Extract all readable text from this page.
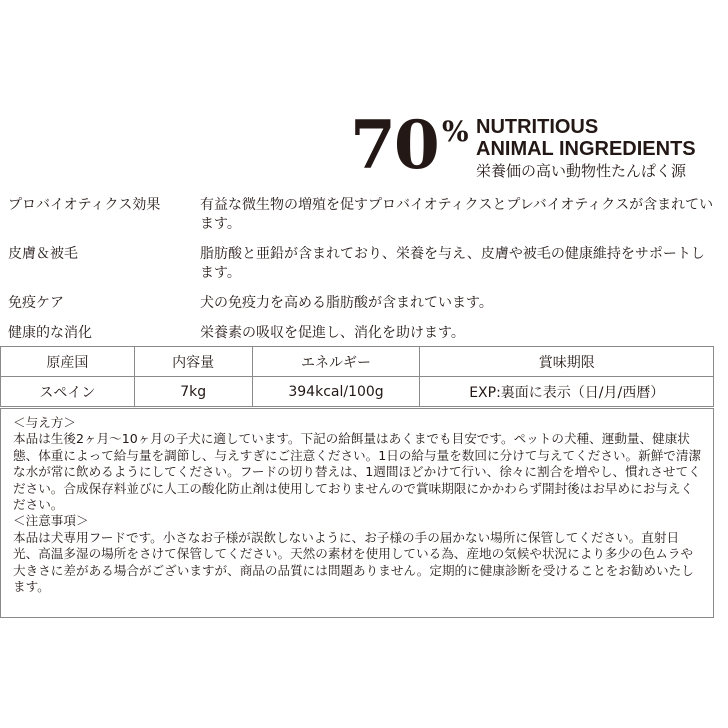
70 % NUTRITIOUS
ANIMAL INGREDIENTS
栄養価の高い動物性たんぱく源
プロバイオティクス効果	有益な微生物の増殖を促すプロバイオティクスとプレバイオティクスが含まれています。
皮膚＆被毛	脂肪酸と亜鉛が含まれており、栄養を与え、皮膚や被毛の健康維持をサポートします。
免疫ケア	犬の免疫力を高める脂肪酸が含まれています。
健康的な消化	栄養素の吸収を促進し、消化を助けます。
原産国	内容量	エネルギー	賞味期限
スペイン	7kg	394kcal/100g	EXP:裏面に表示（日/月/西暦）

＜与え方＞

本品は生後2ヶ月〜10ヶ月の子犬に適しています。下記の給餌量はあくまでも目安です。ペットの犬種、運動量、健康状態、体重によって給与量を調節し、与えすぎにご注意ください。1日の給与量を数回に分けて与えてください。新鮮で清潔な水が常に飲めるようにしてください。フードの切り替えは、1週間ほどかけて行い、徐々に割合を増やし、慣れさせてください。合成保存料並びに人工の酸化防止剤は使用しておりませんので賞味期限にかかわらず開封後はお早めにお与えください。

＜注意事項＞

本品は犬専用フードです。小さなお子様が誤飲しないように、お子様の手の届かない場所に保管してください。直射日光、高温多湿の場所をさけて保管してください。天然の素材を使用している為、産地の気候や状況により多少の色ムラや大きさに差がある場合がございますが、商品の品質には問題ありません。定期的に健康診断を受けることをお勧めいたします。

PROBLEM DESCRIPTION: Omit every image. Quote each record exactly.

THE SOLUTION:
Extract all readable text from this page.
70 % NUTRITIOUS
ANIMAL INGREDIENTS
栄養価の高い動物性たんぱく源
プロバイオティクス効果	有益な微生物の増殖を促すプロバイオティクスとプレバイオティクスが含まれています。
皮膚＆被毛	脂肪酸と亜鉛が含まれており、栄養を与え、皮膚や被毛の健康維持をサポートします。
免疫ケア	犬の免疫力を高める脂肪酸が含まれています。
健康的な消化	栄養素の吸収を促進し、消化を助けます。
原産国	内容量	エネルギー	賞味期限
スペイン	7kg	394kcal/100g	EXP:裏面に表示（日/月/西暦）

＜与え方＞

本品は生後2ヶ月〜10ヶ月の子犬に適しています。下記の給餌量はあくまでも目安です。ペットの犬種、運動量、健康状態、体重によって給与量を調節し、与えすぎにご注意ください。1日の給与量を数回に分けて与えてください。新鮮で清潔な水が常に飲めるようにしてください。フードの切り替えは、1週間ほどかけて行い、徐々に割合を増やし、慣れさせてください。合成保存料並びに人工の酸化防止剤は使用しておりませんので賞味期限にかかわらず開封後はお早めにお与えください。

＜注意事項＞

本品は犬専用フードです。小さなお子様が誤飲しないように、お子様の手の届かない場所に保管してください。直射日光、高温多湿の場所をさけて保管してください。天然の素材を使用している為、産地の気候や状況により多少の色ムラや大きさに差がある場合がございますが、商品の品質には問題ありません。定期的に健康診断を受けることをお勧めいたします。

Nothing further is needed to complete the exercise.